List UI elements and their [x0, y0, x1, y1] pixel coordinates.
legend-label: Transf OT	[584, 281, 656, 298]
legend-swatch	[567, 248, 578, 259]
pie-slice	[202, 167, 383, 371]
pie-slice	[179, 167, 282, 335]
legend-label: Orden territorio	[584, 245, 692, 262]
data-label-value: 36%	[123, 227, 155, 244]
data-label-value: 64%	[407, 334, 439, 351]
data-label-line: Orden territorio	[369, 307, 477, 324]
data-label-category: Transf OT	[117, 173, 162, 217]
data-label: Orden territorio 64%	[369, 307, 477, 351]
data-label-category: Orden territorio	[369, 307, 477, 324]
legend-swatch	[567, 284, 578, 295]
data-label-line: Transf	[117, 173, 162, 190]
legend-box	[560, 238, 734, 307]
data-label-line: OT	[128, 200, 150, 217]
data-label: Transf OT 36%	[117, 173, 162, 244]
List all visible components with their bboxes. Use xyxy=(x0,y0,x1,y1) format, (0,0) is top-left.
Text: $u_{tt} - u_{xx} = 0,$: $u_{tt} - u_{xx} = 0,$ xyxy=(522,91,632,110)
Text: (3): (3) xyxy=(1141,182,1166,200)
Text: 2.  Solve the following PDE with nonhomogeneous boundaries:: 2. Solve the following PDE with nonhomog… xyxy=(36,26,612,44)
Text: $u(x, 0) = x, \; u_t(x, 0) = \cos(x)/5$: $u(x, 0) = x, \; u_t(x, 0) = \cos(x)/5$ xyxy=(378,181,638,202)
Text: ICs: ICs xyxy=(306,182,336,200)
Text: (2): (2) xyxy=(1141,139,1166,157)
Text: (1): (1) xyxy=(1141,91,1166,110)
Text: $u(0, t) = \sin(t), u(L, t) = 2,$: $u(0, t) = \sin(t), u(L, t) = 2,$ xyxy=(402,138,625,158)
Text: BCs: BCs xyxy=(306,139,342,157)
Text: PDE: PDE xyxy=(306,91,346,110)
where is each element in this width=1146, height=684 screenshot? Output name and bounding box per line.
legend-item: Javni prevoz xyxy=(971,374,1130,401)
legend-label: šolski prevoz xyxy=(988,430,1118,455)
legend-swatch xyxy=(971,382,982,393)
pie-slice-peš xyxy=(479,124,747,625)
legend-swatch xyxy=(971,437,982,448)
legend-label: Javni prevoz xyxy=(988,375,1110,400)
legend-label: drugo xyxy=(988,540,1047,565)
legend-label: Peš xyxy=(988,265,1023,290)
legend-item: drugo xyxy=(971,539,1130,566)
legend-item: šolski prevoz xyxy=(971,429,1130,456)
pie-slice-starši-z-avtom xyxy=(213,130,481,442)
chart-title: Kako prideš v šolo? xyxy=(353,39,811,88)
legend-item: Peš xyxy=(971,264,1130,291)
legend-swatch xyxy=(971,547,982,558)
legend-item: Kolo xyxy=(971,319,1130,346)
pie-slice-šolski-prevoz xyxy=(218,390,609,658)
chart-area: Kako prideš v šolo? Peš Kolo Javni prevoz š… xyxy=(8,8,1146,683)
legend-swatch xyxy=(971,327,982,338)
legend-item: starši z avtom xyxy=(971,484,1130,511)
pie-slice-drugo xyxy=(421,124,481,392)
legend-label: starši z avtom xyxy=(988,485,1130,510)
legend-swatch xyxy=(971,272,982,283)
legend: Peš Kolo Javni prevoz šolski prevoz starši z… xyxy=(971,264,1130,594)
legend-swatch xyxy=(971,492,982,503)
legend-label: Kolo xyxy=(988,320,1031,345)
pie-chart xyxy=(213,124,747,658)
------------
■ **To be done**: Copy the items above word for word, from the first line of the items up to and including the line containing "Text: (3): (3) xyxy=(1141,182,1166,200)".

■ **Answer for this exercise**:
List UI elements and their [x0, y0, x1, y1] pixel coordinates.
legend-label: Transf OT	[584, 281, 656, 298]
legend-swatch	[567, 248, 578, 259]
pie-slice	[202, 167, 383, 371]
pie-slice	[179, 167, 282, 335]
legend-label: Orden territorio	[584, 245, 692, 262]
data-label-value: 36%	[123, 227, 155, 244]
data-label-value: 64%	[407, 334, 439, 351]
data-label-line: Orden territorio	[369, 307, 477, 324]
data-label-category: Transf OT	[117, 173, 162, 217]
data-label: Orden territorio 64%	[369, 307, 477, 351]
data-label-category: Orden territorio	[369, 307, 477, 324]
legend-swatch	[567, 284, 578, 295]
data-label-line: Transf	[117, 173, 162, 190]
legend-box	[560, 238, 734, 307]
data-label-line: OT	[128, 200, 150, 217]
data-label: Transf OT 36%	[117, 173, 162, 244]
List all visible components with their bboxes. Use xyxy=(x0,y0,x1,y1) format, (0,0) is top-left.
Text: $u_{tt} - u_{xx} = 0,$: $u_{tt} - u_{xx} = 0,$ xyxy=(522,91,632,110)
Text: (3): (3) xyxy=(1141,182,1166,200)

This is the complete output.